> Aim: Look through the listing for the word "What". Copy each line that has it.

> Information shown:
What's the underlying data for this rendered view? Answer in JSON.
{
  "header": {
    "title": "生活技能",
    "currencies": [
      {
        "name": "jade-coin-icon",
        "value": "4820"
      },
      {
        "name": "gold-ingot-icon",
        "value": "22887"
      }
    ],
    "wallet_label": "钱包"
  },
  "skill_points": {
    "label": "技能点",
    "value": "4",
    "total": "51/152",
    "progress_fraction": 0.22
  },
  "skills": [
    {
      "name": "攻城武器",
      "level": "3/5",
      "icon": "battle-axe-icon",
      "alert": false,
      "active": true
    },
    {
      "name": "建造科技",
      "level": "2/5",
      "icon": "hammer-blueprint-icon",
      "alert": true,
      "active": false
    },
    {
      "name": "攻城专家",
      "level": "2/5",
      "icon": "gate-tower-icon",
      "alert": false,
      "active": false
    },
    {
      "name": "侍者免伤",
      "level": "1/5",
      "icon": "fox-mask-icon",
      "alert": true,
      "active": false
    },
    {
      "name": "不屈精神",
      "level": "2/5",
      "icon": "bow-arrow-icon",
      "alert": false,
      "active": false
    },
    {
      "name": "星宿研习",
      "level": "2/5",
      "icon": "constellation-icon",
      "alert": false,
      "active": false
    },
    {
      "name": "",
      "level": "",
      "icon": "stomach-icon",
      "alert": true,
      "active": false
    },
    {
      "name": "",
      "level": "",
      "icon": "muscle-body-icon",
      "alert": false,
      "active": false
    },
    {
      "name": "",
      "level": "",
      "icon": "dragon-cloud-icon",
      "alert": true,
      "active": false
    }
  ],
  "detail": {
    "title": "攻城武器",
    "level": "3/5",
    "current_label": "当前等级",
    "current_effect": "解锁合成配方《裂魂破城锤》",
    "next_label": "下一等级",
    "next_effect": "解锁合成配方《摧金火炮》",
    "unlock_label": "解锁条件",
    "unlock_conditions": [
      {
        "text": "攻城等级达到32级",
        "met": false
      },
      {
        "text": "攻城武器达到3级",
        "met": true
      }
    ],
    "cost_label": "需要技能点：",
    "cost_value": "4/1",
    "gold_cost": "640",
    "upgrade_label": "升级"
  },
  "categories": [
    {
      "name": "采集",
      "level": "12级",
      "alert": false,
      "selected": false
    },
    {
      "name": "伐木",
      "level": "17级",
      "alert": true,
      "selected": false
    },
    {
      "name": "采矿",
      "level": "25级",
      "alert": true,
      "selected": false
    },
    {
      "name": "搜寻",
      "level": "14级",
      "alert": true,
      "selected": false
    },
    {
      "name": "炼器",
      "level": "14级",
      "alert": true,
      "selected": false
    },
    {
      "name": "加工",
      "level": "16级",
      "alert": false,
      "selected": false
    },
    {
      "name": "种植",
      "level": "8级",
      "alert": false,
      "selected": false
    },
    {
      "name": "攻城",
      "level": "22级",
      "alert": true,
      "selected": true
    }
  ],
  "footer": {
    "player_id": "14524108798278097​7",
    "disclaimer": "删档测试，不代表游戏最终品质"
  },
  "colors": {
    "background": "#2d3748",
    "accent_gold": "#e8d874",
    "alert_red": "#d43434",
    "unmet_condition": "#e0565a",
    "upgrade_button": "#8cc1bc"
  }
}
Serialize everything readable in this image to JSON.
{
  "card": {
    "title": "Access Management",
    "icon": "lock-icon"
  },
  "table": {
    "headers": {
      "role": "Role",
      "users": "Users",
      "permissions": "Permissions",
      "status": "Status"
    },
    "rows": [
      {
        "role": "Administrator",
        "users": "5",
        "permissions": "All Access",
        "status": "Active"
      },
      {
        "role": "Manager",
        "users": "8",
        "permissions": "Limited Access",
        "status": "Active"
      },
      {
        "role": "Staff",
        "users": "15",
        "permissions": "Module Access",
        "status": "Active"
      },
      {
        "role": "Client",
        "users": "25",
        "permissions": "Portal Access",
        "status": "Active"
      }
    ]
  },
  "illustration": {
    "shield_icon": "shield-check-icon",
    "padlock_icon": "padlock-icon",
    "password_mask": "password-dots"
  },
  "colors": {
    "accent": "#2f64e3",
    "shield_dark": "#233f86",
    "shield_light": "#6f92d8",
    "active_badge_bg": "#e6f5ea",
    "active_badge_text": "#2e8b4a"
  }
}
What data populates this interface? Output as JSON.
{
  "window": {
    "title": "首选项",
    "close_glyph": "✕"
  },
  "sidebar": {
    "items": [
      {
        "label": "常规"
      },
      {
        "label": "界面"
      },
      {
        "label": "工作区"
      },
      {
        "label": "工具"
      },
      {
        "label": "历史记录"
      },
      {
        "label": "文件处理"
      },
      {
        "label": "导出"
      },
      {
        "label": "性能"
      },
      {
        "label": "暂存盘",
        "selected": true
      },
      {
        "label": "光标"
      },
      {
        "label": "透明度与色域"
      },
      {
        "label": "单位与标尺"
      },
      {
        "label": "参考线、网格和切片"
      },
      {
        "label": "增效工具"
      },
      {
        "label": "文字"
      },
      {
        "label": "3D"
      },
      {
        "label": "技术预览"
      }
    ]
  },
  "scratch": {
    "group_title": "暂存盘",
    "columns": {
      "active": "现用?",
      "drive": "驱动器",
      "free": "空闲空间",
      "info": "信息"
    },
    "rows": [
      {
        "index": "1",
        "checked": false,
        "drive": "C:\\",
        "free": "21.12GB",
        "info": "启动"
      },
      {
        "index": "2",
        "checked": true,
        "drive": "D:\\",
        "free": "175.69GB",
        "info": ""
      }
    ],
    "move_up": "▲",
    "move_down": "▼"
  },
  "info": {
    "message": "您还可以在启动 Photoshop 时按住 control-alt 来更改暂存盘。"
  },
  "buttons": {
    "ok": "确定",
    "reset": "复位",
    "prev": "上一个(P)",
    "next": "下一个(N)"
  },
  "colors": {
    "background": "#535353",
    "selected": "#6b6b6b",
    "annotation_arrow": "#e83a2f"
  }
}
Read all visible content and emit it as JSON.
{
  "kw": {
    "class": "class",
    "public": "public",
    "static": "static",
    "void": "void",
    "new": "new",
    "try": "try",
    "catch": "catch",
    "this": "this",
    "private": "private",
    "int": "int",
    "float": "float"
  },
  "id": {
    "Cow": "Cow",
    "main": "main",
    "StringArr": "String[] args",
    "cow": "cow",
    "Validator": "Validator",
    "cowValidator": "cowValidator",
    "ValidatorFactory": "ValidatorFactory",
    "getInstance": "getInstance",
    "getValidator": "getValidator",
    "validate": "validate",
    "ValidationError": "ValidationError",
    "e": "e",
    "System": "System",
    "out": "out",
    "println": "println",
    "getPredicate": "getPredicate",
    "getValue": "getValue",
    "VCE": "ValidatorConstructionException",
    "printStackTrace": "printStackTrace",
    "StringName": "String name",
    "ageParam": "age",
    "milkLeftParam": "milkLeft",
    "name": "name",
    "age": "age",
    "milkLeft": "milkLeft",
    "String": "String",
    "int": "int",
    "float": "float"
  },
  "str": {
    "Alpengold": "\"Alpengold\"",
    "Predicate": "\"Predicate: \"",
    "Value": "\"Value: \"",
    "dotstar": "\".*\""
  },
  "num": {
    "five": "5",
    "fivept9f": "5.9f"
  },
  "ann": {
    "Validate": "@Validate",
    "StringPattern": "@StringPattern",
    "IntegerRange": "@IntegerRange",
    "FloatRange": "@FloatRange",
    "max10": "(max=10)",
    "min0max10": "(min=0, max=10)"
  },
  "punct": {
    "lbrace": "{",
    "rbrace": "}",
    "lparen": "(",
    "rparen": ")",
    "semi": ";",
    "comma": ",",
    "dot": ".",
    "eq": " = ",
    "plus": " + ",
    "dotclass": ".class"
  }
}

> Full answer:
What's the underlying data for this rendered view? Answer in JSON.
What data populates this interface? Output as JSON.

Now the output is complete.